* Exercise
Write out the entries below once more, exactly, with the pictures left out.
::::::
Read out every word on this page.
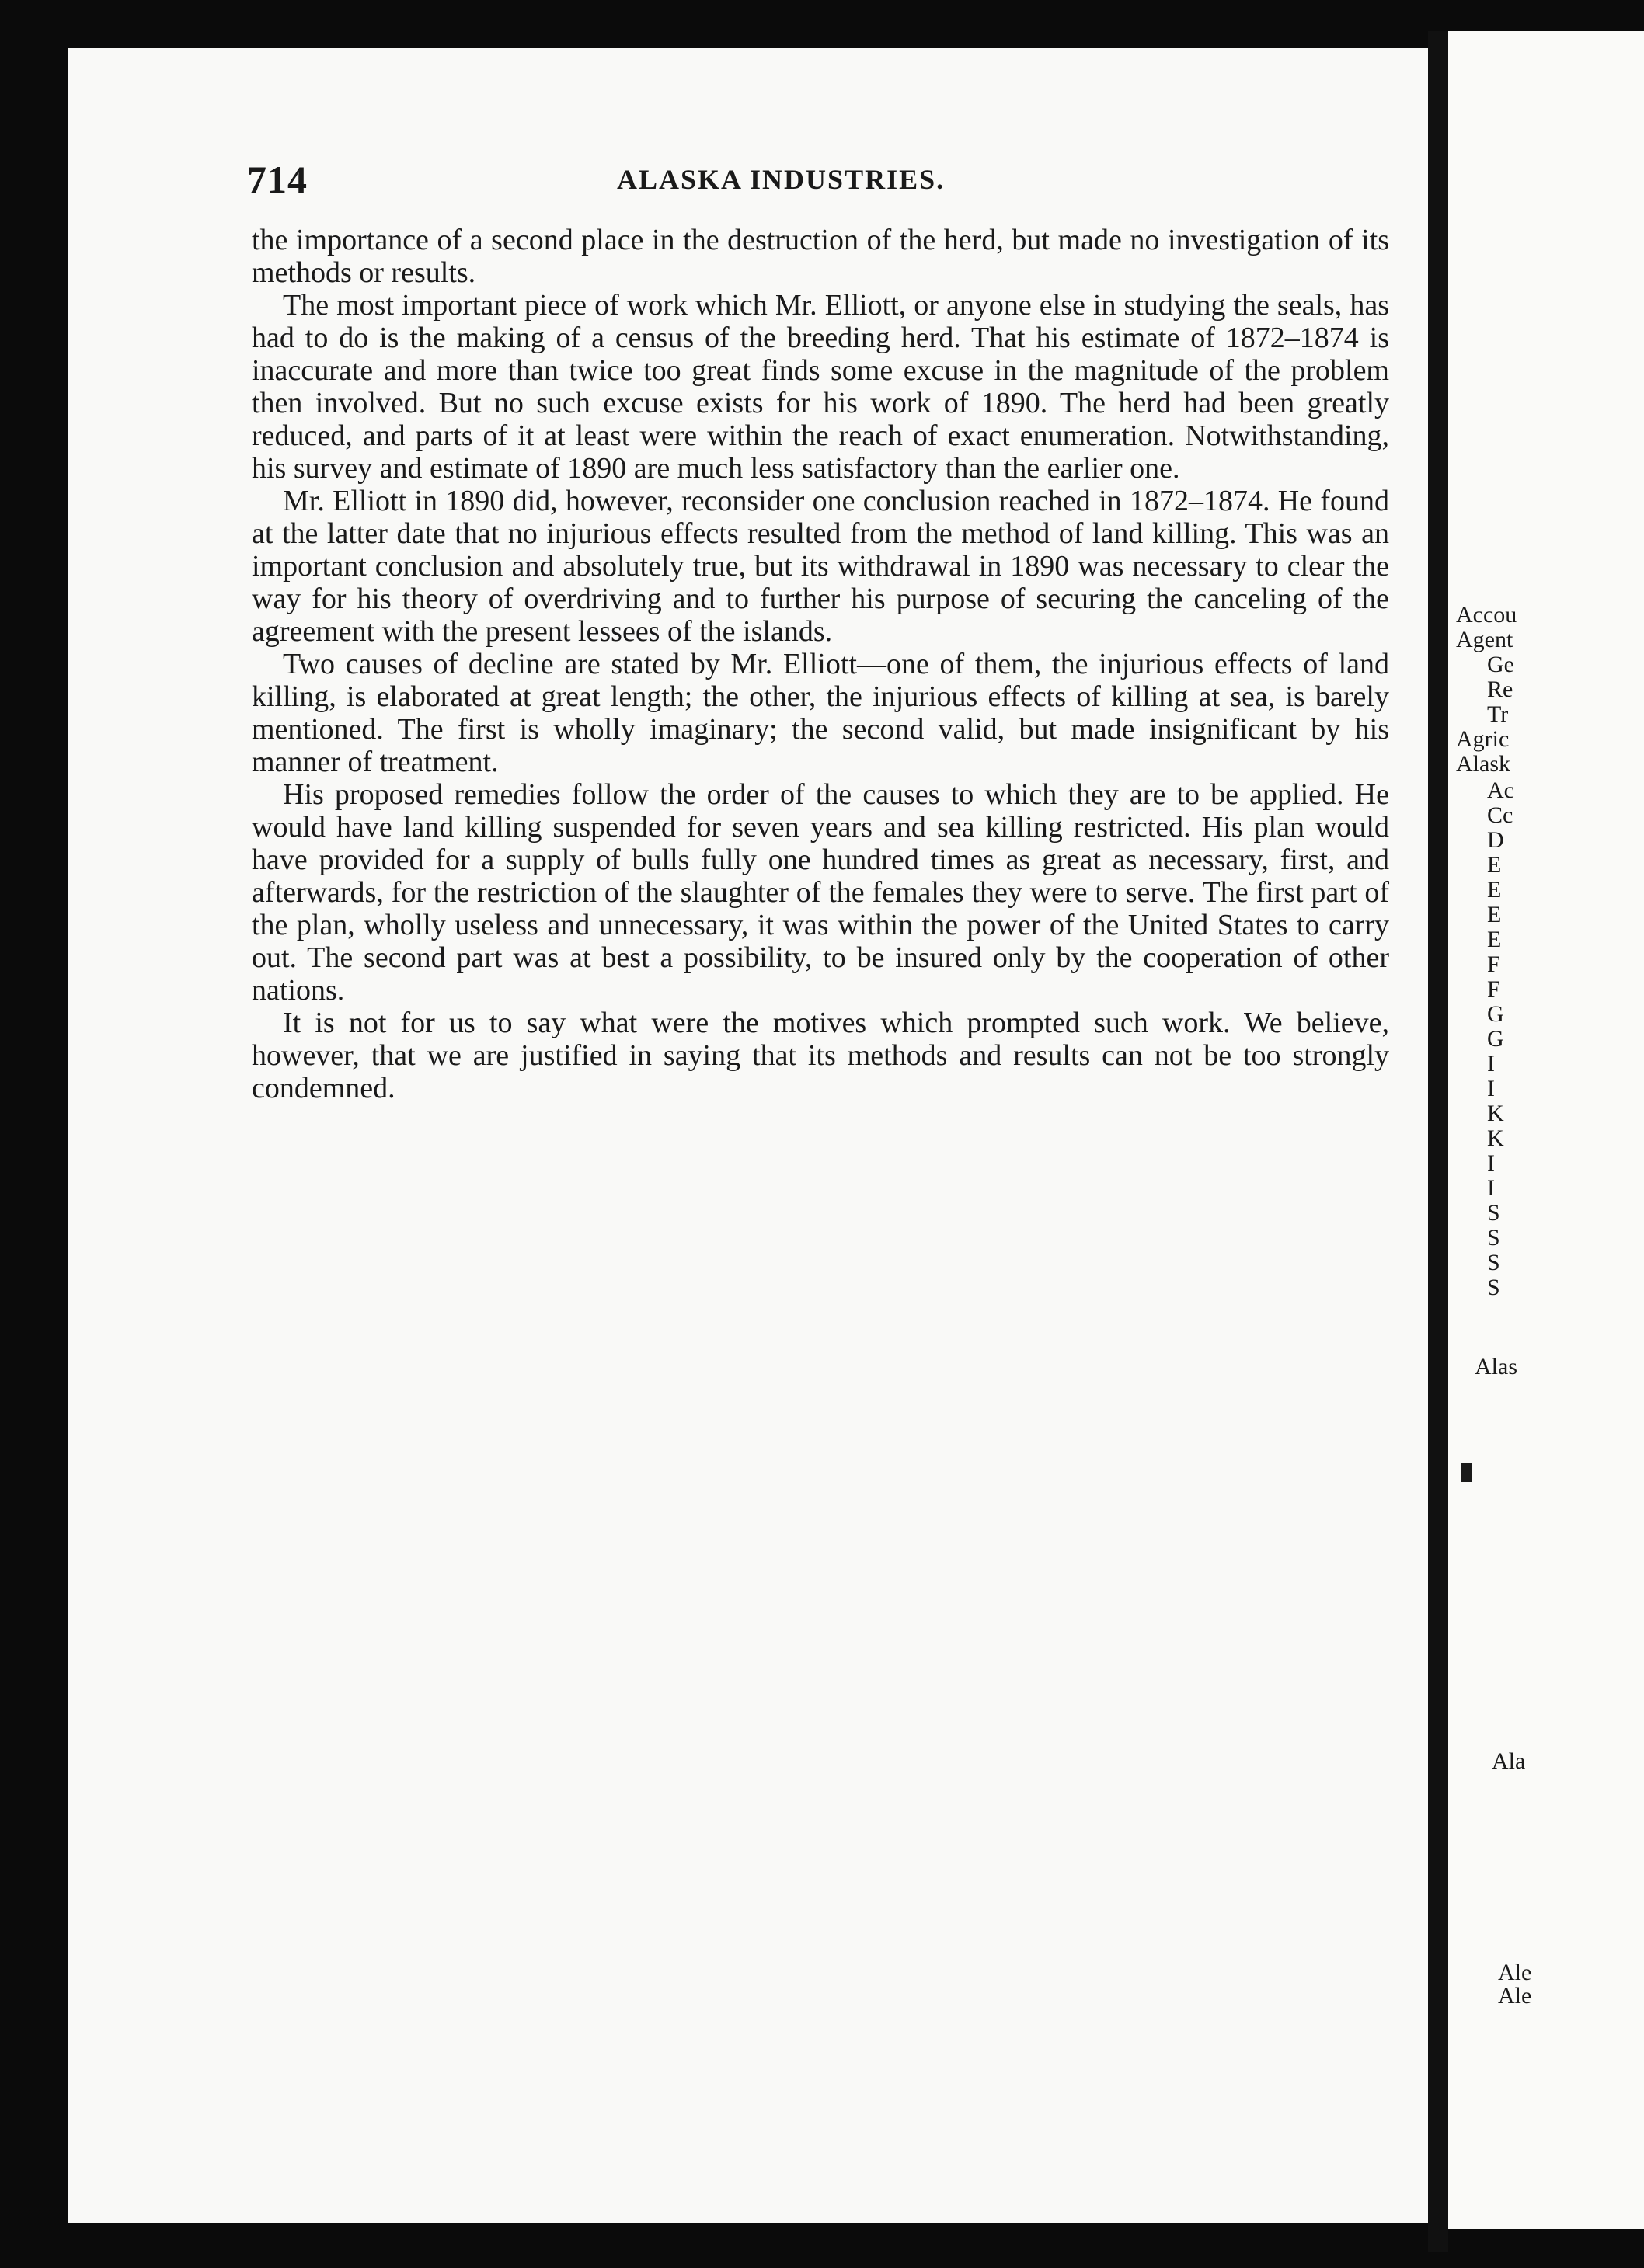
714	ALASKA INDUSTRIES.

the importance of a second place in the destruction of the herd, but made no investigation of its methods or results.

The most important piece of work which Mr. Elliott, or anyone else in studying the seals, has had to do is the making of a census of the breeding herd. That his estimate of 1872–1874 is inaccurate and more than twice too great finds some excuse in the magnitude of the problem then involved. But no such excuse exists for his work of 1890. The herd had been greatly reduced, and parts of it at least were within the reach of exact enumeration. Notwithstanding, his survey and estimate of 1890 are much less satisfactory than the earlier one.

Mr. Elliott in 1890 did, however, reconsider one conclusion reached in 1872–1874. He found at the latter date that no injurious effects resulted from the method of land killing. This was an important conclusion and absolutely true, but its withdrawal in 1890 was necessary to clear the way for his theory of overdriving and to further his purpose of securing the canceling of the agreement with the present lessees of the islands.

Two causes of decline are stated by Mr. Elliott—one of them, the injurious effects of land killing, is elaborated at great length; the other, the injurious effects of killing at sea, is barely mentioned. The first is wholly imaginary; the second valid, but made insignificant by his manner of treatment.

His proposed remedies follow the order of the causes to which they are to be applied. He would have land killing suspended for seven years and sea killing restricted. His plan would have provided for a supply of bulls fully one hundred times as great as necessary, first, and afterwards, for the restriction of the slaughter of the females they were to serve. The first part of the plan, wholly useless and unnecessary, it was within the power of the United States to carry out. The second part was at best a possibility, to be insured only by the cooperation of other nations.

It is not for us to say what were the motives which prompted such work. We believe, however, that we are justified in saying that its methods and results can not be too strongly condemned.

Accou
Agent
Ge
Re
Tr
Agric
Alask
Ac
Cc
D
E
E
E
E
F
F
G
G
I
I
K
K
I
I
S
S
S
S
Alas
Ala
Ale
Ale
::::::
* Solution to the exercise
Read out every word on this page.
714	ALASKA INDUSTRIES.

the importance of a second place in the destruction of the herd, but made no investigation of its methods or results.

The most important piece of work which Mr. Elliott, or anyone else in studying the seals, has had to do is the making of a census of the breeding herd. That his estimate of 1872–1874 is inaccurate and more than twice too great finds some excuse in the magnitude of the problem then involved. But no such excuse exists for his work of 1890. The herd had been greatly reduced, and parts of it at least were within the reach of exact enumeration. Notwithstanding, his survey and estimate of 1890 are much less satisfactory than the earlier one.

Mr. Elliott in 1890 did, however, reconsider one conclusion reached in 1872–1874. He found at the latter date that no injurious effects resulted from the method of land killing. This was an important conclusion and absolutely true, but its withdrawal in 1890 was necessary to clear the way for his theory of overdriving and to further his purpose of securing the canceling of the agreement with the present lessees of the islands.

Two causes of decline are stated by Mr. Elliott—one of them, the injurious effects of land killing, is elaborated at great length; the other, the injurious effects of killing at sea, is barely mentioned. The first is wholly imaginary; the second valid, but made insignificant by his manner of treatment.

His proposed remedies follow the order of the causes to which they are to be applied. He would have land killing suspended for seven years and sea killing restricted. His plan would have provided for a supply of bulls fully one hundred times as great as necessary, first, and afterwards, for the restriction of the slaughter of the females they were to serve. The first part of the plan, wholly useless and unnecessary, it was within the power of the United States to carry out. The second part was at best a possibility, to be insured only by the cooperation of other nations.

It is not for us to say what were the motives which prompted such work. We believe, however, that we are justified in saying that its methods and results can not be too strongly condemned.

Accou
Agent
Ge
Re
Tr
Agric
Alask
Ac
Cc
D
E
E
E
E
F
F
G
G
I
I
K
K
I
I
S
S
S
S
Alas
Ala
Ale
Ale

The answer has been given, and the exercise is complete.